* **Request**:
Where a line of the listing below includes the word "TECHNOLOGICAL", reproduce that line.

* **Dataset items**:
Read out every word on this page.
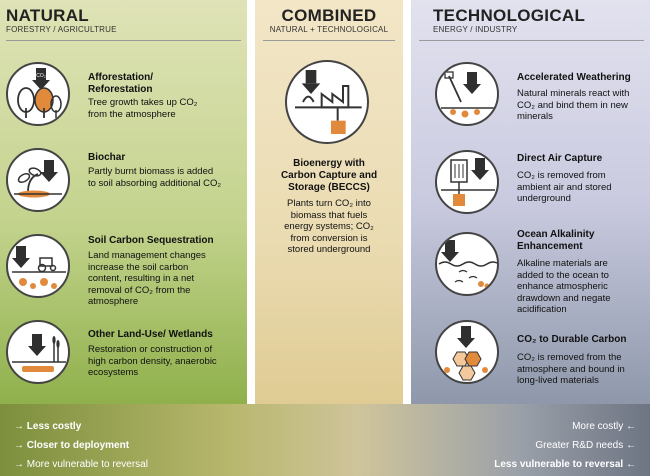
NATURAL
FORESTRY / AGRICULTRUE
CO₂	Afforestation/
Reforestation
Tree growth takes up CO₂
from the atmosphere
Biochar
Partly burnt biomass is added
to soil absorbing additional CO₂
Soil Carbon Sequestration
Land management changes
increase the soil carbon
content, resulting in a net
removal of CO₂ from the
atmosphere
Other Land-Use/ Wetlands
Restoration or construction of
high carbon density, anaerobic
ecosystems
COMBINED
NATURAL + TECHNOLOGICAL
Bioenergy with
Carbon Capture and
Storage (BECCS)
Plants turn CO₂ into
biomass that fuels
energy systems; CO₂
from conversion is
stored underground
TECHNOLOGICAL
ENERGY / INDUSTRY
Accelerated Weathering
Natural minerals react with
CO₂ and bind them in new
minerals
Direct Air Capture
CO₂ is removed from
ambient air and stored
underground
Ocean Alkalinity
Enhancement
Alkaline materials are
added to the ocean to
enhance atmospheric
drawdown and negate
acidification
CO₂ to Durable Carbon
CO₂ is removed from the
atmosphere and bound in
long-lived materials
→ Less costly
→ Closer to deployment
→ More vulnerable to reversal
More costly ←
Greater R&D needs ←
Less vulnerable to reversal ←
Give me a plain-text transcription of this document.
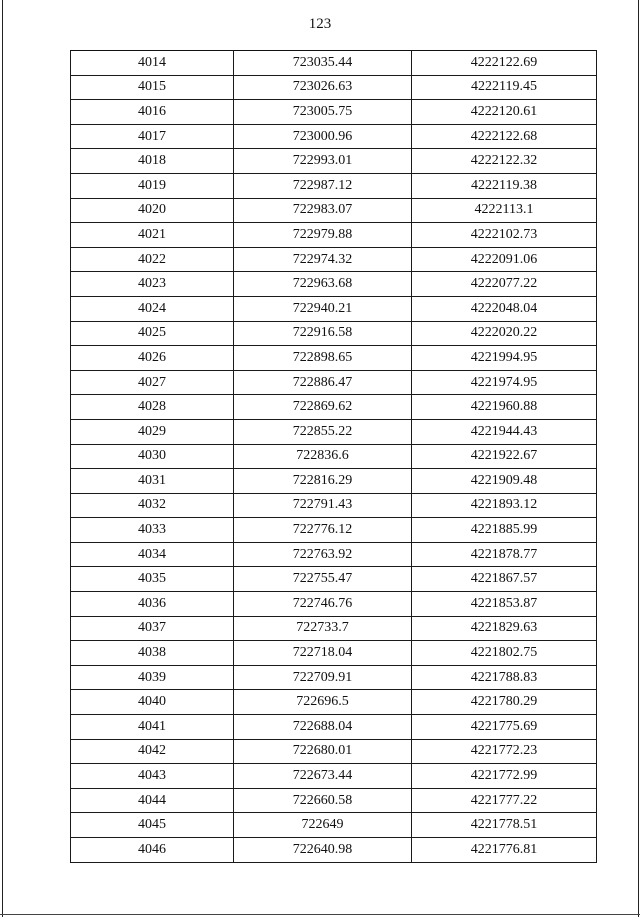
123
4014	723035.44	4222122.69
4015	723026.63	4222119.45
4016	723005.75	4222120.61
4017	723000.96	4222122.68
4018	722993.01	4222122.32
4019	722987.12	4222119.38
4020	722983.07	4222113.1
4021	722979.88	4222102.73
4022	722974.32	4222091.06
4023	722963.68	4222077.22
4024	722940.21	4222048.04
4025	722916.58	4222020.22
4026	722898.65	4221994.95
4027	722886.47	4221974.95
4028	722869.62	4221960.88
4029	722855.22	4221944.43
4030	722836.6	4221922.67
4031	722816.29	4221909.48
4032	722791.43	4221893.12
4033	722776.12	4221885.99
4034	722763.92	4221878.77
4035	722755.47	4221867.57
4036	722746.76	4221853.87
4037	722733.7	4221829.63
4038	722718.04	4221802.75
4039	722709.91	4221788.83
4040	722696.5	4221780.29
4041	722688.04	4221775.69
4042	722680.01	4221772.23
4043	722673.44	4221772.99
4044	722660.58	4221777.22
4045	722649	4221778.51
4046	722640.98	4221776.81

* **Expected output**:
NATURAL + TECHNOLOGICAL
TECHNOLOGICAL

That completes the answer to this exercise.